> **WORK INSTRUCTIONS**:
Extract all lines in the data that contain the word "粘性持久".

> **DATA LISTING**:
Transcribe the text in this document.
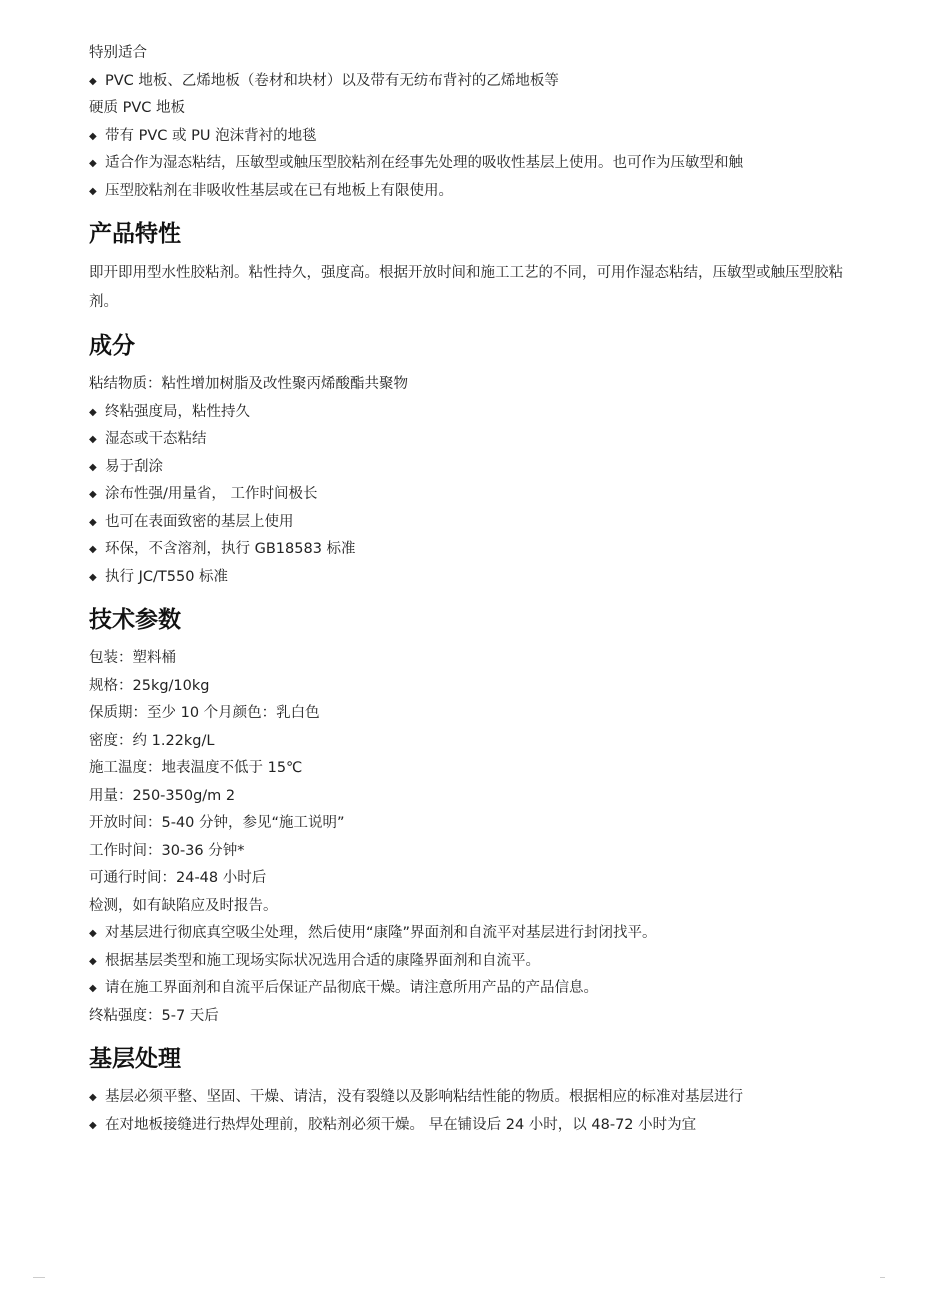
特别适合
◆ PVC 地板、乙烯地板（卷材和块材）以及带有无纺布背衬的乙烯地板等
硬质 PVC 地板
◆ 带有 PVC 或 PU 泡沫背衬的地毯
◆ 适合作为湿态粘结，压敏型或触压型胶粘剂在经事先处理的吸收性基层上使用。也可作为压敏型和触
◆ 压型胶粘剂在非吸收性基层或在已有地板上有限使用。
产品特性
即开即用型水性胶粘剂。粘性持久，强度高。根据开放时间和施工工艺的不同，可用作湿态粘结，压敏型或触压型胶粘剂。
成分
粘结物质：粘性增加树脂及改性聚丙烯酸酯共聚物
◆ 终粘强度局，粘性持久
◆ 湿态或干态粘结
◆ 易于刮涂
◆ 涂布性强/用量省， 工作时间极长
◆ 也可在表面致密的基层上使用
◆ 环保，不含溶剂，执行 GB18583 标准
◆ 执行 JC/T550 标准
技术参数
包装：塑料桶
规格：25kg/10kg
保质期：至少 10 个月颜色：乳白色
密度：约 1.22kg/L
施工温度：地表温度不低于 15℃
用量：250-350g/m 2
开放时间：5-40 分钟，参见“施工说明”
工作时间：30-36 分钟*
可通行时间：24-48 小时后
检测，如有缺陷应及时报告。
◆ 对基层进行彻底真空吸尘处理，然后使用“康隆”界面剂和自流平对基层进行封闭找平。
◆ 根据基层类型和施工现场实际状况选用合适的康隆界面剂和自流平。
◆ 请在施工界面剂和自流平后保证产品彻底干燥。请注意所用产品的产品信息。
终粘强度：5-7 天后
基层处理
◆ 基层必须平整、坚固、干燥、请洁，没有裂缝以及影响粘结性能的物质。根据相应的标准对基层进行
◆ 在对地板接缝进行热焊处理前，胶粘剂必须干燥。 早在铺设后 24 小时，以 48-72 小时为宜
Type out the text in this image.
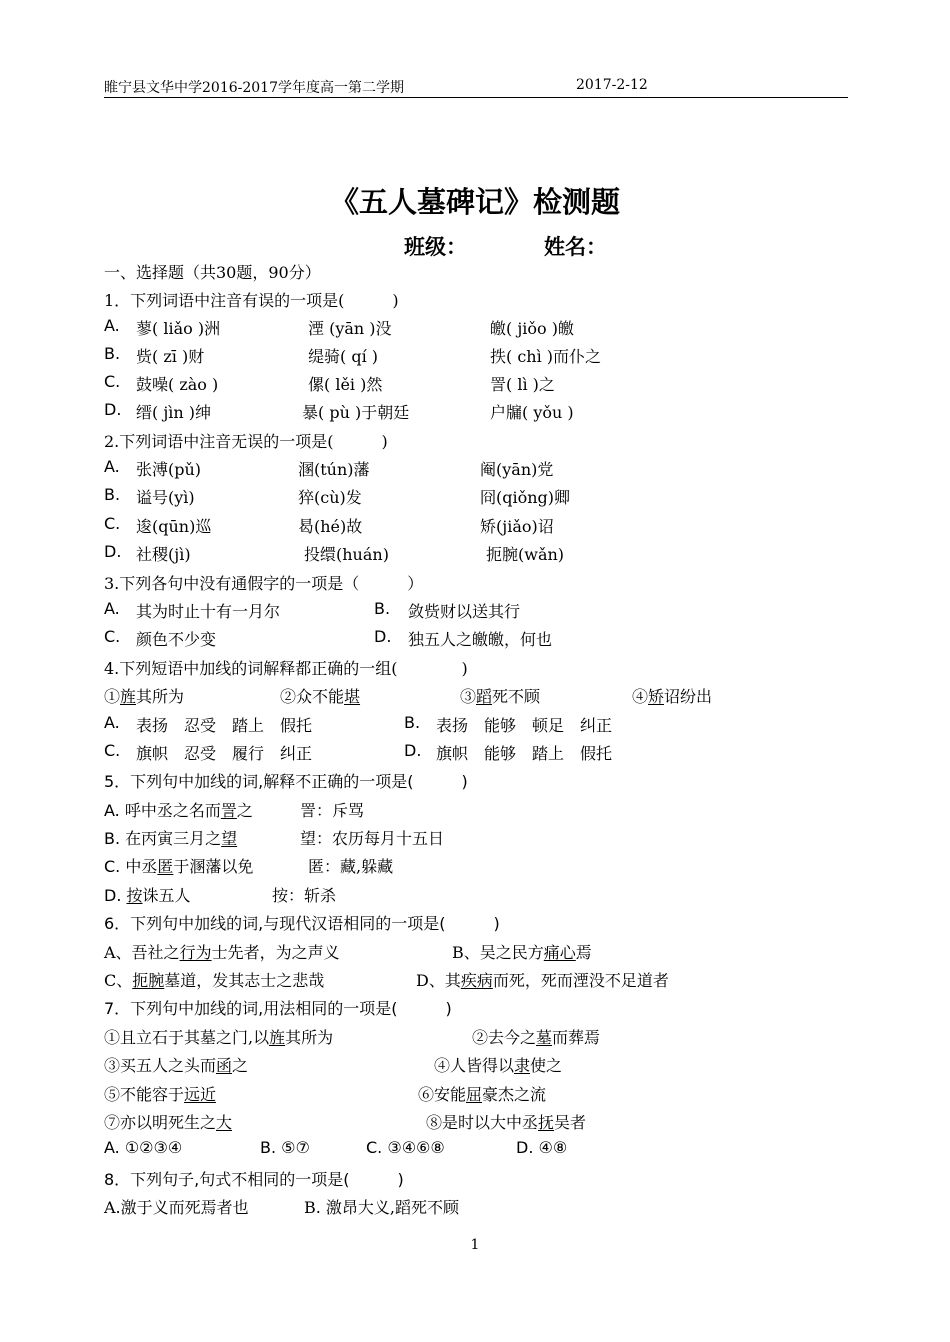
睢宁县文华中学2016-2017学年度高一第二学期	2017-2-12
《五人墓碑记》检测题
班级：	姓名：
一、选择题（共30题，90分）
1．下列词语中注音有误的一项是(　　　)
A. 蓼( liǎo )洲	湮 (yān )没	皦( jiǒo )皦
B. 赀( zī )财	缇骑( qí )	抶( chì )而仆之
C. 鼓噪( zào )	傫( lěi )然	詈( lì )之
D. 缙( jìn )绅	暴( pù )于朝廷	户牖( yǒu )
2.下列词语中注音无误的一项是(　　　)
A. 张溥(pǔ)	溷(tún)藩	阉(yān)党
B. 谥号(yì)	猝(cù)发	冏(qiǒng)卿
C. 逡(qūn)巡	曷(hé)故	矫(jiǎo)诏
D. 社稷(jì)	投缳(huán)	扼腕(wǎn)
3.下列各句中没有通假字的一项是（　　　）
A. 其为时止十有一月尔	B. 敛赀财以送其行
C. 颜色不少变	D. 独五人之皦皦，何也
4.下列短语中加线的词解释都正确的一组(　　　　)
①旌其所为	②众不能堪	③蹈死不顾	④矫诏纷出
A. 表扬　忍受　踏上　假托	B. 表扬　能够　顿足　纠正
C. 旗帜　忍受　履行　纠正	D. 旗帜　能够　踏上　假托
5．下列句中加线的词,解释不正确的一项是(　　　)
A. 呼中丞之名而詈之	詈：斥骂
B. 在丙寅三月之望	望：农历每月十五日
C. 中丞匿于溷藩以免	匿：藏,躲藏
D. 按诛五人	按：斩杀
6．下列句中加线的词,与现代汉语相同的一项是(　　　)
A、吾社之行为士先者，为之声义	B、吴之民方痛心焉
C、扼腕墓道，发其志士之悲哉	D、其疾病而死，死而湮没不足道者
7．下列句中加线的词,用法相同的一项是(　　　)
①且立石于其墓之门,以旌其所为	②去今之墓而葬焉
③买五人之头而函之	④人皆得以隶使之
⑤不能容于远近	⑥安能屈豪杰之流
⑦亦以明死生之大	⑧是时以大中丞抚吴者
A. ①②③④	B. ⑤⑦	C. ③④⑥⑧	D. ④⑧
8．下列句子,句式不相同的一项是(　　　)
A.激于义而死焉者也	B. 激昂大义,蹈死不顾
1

> **CORRECT RESULT**:
即开即用型水性胶粘剂。粘性持久，强度高。根据开放时间和施工工艺的不同，可用作湿态粘结，压敏型或触压型胶粘剂。
◆ 终粘强度局，粘性持久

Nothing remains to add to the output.